* [WHAT IS BEING ASKED] For the string "metoder", report how many lines in the records below contain it, and nothing more.

* [SUPPLIED MATERIAL]
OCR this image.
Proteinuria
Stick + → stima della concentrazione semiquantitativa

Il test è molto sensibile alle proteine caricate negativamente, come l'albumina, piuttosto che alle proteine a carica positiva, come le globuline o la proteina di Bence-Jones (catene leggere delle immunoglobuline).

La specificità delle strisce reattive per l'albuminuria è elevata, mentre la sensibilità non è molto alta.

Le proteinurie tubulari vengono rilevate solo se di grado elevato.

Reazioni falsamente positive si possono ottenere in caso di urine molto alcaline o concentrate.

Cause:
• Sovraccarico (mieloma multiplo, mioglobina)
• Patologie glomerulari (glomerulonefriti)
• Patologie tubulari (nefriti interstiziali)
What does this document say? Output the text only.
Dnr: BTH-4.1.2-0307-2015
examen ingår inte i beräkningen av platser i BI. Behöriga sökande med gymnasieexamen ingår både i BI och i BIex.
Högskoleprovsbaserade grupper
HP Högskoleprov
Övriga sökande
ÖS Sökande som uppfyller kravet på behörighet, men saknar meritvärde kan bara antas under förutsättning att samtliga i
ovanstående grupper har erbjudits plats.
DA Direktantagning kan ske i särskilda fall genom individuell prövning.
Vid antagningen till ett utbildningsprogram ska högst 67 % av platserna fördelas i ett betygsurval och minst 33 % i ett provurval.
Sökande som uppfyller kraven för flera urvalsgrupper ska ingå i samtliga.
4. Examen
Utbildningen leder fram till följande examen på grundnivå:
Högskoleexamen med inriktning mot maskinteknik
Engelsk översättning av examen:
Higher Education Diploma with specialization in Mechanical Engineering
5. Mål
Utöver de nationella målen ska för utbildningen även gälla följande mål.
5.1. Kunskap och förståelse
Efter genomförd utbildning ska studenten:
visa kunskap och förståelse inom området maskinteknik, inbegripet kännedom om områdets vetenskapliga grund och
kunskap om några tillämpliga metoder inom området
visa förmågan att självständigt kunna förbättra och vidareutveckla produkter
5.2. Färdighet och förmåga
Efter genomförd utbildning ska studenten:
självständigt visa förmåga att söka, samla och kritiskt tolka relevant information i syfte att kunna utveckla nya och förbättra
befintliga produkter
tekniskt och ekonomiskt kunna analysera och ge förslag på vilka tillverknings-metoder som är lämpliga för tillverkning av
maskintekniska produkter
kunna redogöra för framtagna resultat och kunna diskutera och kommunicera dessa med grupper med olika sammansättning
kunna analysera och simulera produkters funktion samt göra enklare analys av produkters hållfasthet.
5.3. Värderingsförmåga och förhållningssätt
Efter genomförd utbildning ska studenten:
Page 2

* [YOUR SOLUTION] 2